## Your objective
Your task is to output the listing word for word, with pictures excluded.

## Input records
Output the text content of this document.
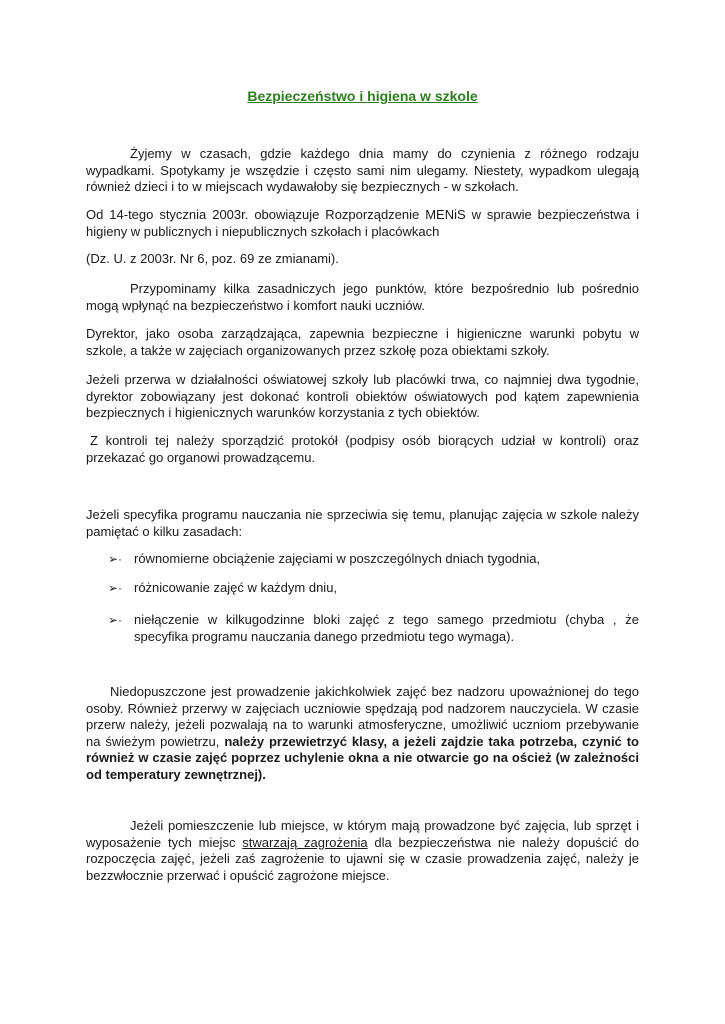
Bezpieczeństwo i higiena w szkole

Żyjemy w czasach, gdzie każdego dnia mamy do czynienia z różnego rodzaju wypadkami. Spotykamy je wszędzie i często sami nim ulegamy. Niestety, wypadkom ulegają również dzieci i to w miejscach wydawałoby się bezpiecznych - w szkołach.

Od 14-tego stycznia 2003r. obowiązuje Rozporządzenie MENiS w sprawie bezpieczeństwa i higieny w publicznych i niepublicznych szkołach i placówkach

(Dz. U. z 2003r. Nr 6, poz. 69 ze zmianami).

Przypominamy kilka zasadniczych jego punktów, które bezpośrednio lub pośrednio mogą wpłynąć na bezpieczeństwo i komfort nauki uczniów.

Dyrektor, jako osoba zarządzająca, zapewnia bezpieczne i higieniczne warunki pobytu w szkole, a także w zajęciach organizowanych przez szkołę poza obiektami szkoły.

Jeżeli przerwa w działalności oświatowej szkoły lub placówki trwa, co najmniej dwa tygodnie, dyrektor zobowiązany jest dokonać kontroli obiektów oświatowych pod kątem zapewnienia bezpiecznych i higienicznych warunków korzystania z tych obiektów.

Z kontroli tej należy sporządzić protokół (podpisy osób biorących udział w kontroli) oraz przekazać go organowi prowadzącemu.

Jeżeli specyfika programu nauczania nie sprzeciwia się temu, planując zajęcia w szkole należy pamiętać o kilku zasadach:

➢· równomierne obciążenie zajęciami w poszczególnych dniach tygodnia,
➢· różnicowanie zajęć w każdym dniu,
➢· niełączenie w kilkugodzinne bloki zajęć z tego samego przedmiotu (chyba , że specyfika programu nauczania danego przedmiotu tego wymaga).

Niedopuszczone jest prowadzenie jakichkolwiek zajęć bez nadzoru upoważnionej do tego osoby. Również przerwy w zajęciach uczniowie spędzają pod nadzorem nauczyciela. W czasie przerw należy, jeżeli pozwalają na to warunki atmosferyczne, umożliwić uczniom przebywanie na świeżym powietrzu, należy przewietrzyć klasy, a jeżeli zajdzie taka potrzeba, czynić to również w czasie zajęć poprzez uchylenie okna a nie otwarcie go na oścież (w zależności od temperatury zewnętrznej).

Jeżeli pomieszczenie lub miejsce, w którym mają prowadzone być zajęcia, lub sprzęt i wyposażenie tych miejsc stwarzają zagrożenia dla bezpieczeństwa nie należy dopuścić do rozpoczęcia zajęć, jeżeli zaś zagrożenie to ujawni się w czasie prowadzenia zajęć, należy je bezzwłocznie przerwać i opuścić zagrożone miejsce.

## Solution
Output the text content of this document.
Bezpieczeństwo i higiena w szkole

Żyjemy w czasach, gdzie każdego dnia mamy do czynienia z różnego rodzaju wypadkami. Spotykamy je wszędzie i często sami nim ulegamy. Niestety, wypadkom ulegają również dzieci i to w miejscach wydawałoby się bezpiecznych - w szkołach.

Od 14-tego stycznia 2003r. obowiązuje Rozporządzenie MENiS w sprawie bezpieczeństwa i higieny w publicznych i niepublicznych szkołach i placówkach

(Dz. U. z 2003r. Nr 6, poz. 69 ze zmianami).

Przypominamy kilka zasadniczych jego punktów, które bezpośrednio lub pośrednio mogą wpłynąć na bezpieczeństwo i komfort nauki uczniów.

Dyrektor, jako osoba zarządzająca, zapewnia bezpieczne i higieniczne warunki pobytu w szkole, a także w zajęciach organizowanych przez szkołę poza obiektami szkoły.

Jeżeli przerwa w działalności oświatowej szkoły lub placówki trwa, co najmniej dwa tygodnie, dyrektor zobowiązany jest dokonać kontroli obiektów oświatowych pod kątem zapewnienia bezpiecznych i higienicznych warunków korzystania z tych obiektów.

Z kontroli tej należy sporządzić protokół (podpisy osób biorących udział w kontroli) oraz przekazać go organowi prowadzącemu.

Jeżeli specyfika programu nauczania nie sprzeciwia się temu, planując zajęcia w szkole należy pamiętać o kilku zasadach:

➢· równomierne obciążenie zajęciami w poszczególnych dniach tygodnia,
➢· różnicowanie zajęć w każdym dniu,
➢· niełączenie w kilkugodzinne bloki zajęć z tego samego przedmiotu (chyba , że specyfika programu nauczania danego przedmiotu tego wymaga).

Niedopuszczone jest prowadzenie jakichkolwiek zajęć bez nadzoru upoważnionej do tego osoby. Również przerwy w zajęciach uczniowie spędzają pod nadzorem nauczyciela. W czasie przerw należy, jeżeli pozwalają na to warunki atmosferyczne, umożliwić uczniom przebywanie na świeżym powietrzu, należy przewietrzyć klasy, a jeżeli zajdzie taka potrzeba, czynić to również w czasie zajęć poprzez uchylenie okna a nie otwarcie go na oścież (w zależności od temperatury zewnętrznej).

Jeżeli pomieszczenie lub miejsce, w którym mają prowadzone być zajęcia, lub sprzęt i wyposażenie tych miejsc stwarzają zagrożenia dla bezpieczeństwa nie należy dopuścić do rozpoczęcia zajęć, jeżeli zaś zagrożenie to ujawni się w czasie prowadzenia zajęć, należy je bezzwłocznie przerwać i opuścić zagrożone miejsce.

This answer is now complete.